_Set problem:_
Pictures are not part of the copy; repeat everything else in the records exactly.

---------- Exercise materials

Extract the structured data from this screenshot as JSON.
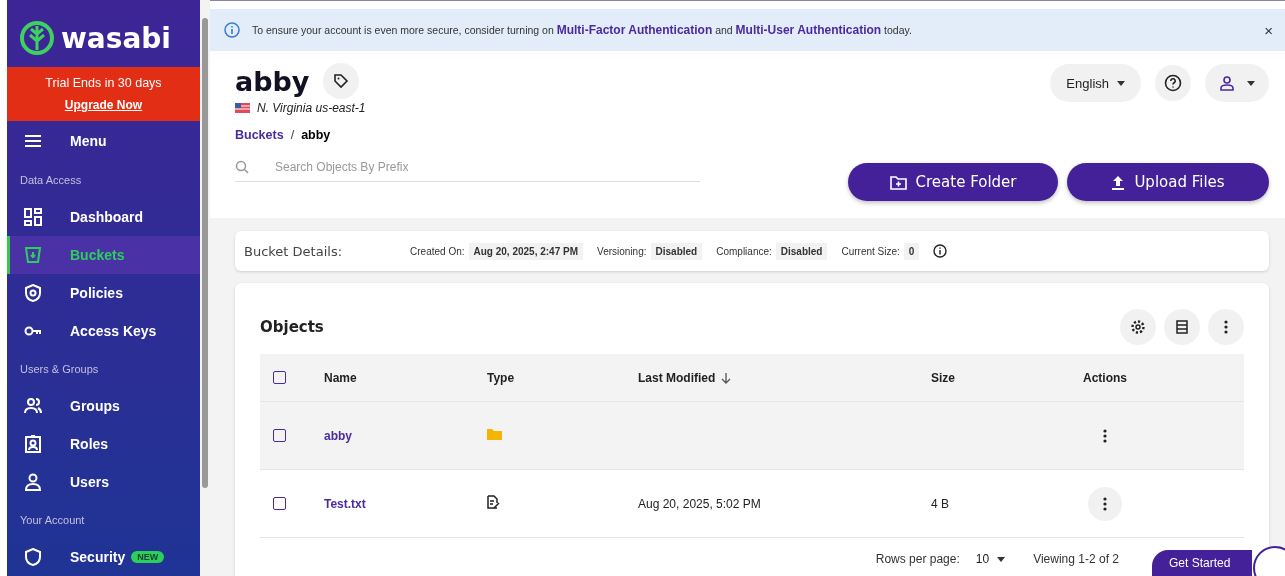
{
  "sidebar": {
    "logo": "wasabi",
    "trial": {
      "text": "Trial Ends in 30 days",
      "link": "Upgrade Now"
    },
    "menu": "Menu",
    "sections": [
      {
        "heading": "Data Access",
        "items": [
          {
            "label": "Dashboard",
            "selected": false
          },
          {
            "label": "Buckets",
            "selected": true
          },
          {
            "label": "Policies",
            "selected": false
          },
          {
            "label": "Access Keys",
            "selected": false
          }
        ]
      },
      {
        "heading": "Users & Groups",
        "items": [
          {
            "label": "Groups",
            "selected": false
          },
          {
            "label": "Roles",
            "selected": false
          },
          {
            "label": "Users",
            "selected": false
          }
        ]
      },
      {
        "heading": "Your Account",
        "items": [
          {
            "label": "Security",
            "selected": false,
            "badge": "NEW"
          }
        ]
      }
    ]
  },
  "banner": {
    "text": "To ensure your account is even more secure, consider turning on **Multi-Factor Authentication** and **Multi-User Authentication** today.",
    "close": "×"
  },
  "header": {
    "title": "abby",
    "region": "N. Virginia us-east-1",
    "breadcrumb": [
      "Buckets",
      "abby"
    ],
    "breadcrumb_separator": "/",
    "search": {
      "placeholder": "Search Objects By Prefix"
    },
    "language": "English",
    "buttons": [
      "Create Folder",
      "Upload Files"
    ]
  },
  "bucket_details": {
    "title": "Bucket Details:",
    "fields": [
      {
        "label": "Created On:",
        "value": "Aug 20, 2025, 2:47 PM"
      },
      {
        "label": "Versioning:",
        "value": "Disabled"
      },
      {
        "label": "Compliance:",
        "value": "Disabled"
      },
      {
        "label": "Current Size:",
        "value": "0"
      }
    ]
  },
  "objects": {
    "title": "Objects",
    "select_all_checked": false,
    "columns": [
      "Name",
      "Type",
      "Last Modified",
      "Size",
      "Actions"
    ],
    "rows": [
      {
        "name": "abby",
        "kind": "folder",
        "checked": false,
        "hovered": true
      },
      {
        "name": "Test.txt",
        "kind": "file",
        "modified": "Aug 20, 2025, 5:02 PM",
        "size": "4 B",
        "checked": false,
        "hovered": false
      }
    ],
    "rows_per_page_label": "Rows per page:",
    "rows_per_page": "10",
    "viewing": "Viewing 1-2 of 2"
  },
  "get_started": "Get Started"
}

--------------------

_Correct output:_
Extract the structured data from this screenshot as JSON.
{
  "sidebar": {
    "logo": "wasabi",
    "trial": {
      "text": "Trial Ends in 30 days",
      "link": "Upgrade Now"
    },
    "menu": "Menu",
    "sections": [
      {
        "heading": "Data Access",
        "items": [
          {
            "label": "Dashboard",
            "selected": false
          },
          {
            "label": "Buckets",
            "selected": true
          },
          {
            "label": "Policies",
            "selected": false
          },
          {
            "label": "Access Keys",
            "selected": false
          }
        ]
      },
      {
        "heading": "Users & Groups",
        "items": [
          {
            "label": "Groups",
            "selected": false
          },
          {
            "label": "Roles",
            "selected": false
          },
          {
            "label": "Users",
            "selected": false
          }
        ]
      },
      {
        "heading": "Your Account",
        "items": [
          {
            "label": "Security",
            "selected": false,
            "badge": "NEW"
          }
        ]
      }
    ]
  },
  "banner": {
    "text": "To ensure your account is even more secure, consider turning on **Multi-Factor Authentication** and **Multi-User Authentication** today.",
    "close": "×"
  },
  "header": {
    "title": "abby",
    "region": "N. Virginia us-east-1",
    "breadcrumb": [
      "Buckets",
      "abby"
    ],
    "breadcrumb_separator": "/",
    "search": {
      "placeholder": "Search Objects By Prefix"
    },
    "language": "English",
    "buttons": [
      "Create Folder",
      "Upload Files"
    ]
  },
  "bucket_details": {
    "title": "Bucket Details:",
    "fields": [
      {
        "label": "Created On:",
        "value": "Aug 20, 2025, 2:47 PM"
      },
      {
        "label": "Versioning:",
        "value": "Disabled"
      },
      {
        "label": "Compliance:",
        "value": "Disabled"
      },
      {
        "label": "Current Size:",
        "value": "0"
      }
    ]
  },
  "objects": {
    "title": "Objects",
    "select_all_checked": false,
    "columns": [
      "Name",
      "Type",
      "Last Modified",
      "Size",
      "Actions"
    ],
    "rows": [
      {
        "name": "abby",
        "kind": "folder",
        "checked": false,
        "hovered": true
      },
      {
        "name": "Test.txt",
        "kind": "file",
        "modified": "Aug 20, 2025, 5:02 PM",
        "size": "4 B",
        "checked": false,
        "hovered": false
      }
    ],
    "rows_per_page_label": "Rows per page:",
    "rows_per_page": "10",
    "viewing": "Viewing 1-2 of 2"
  },
  "get_started": "Get Started"
}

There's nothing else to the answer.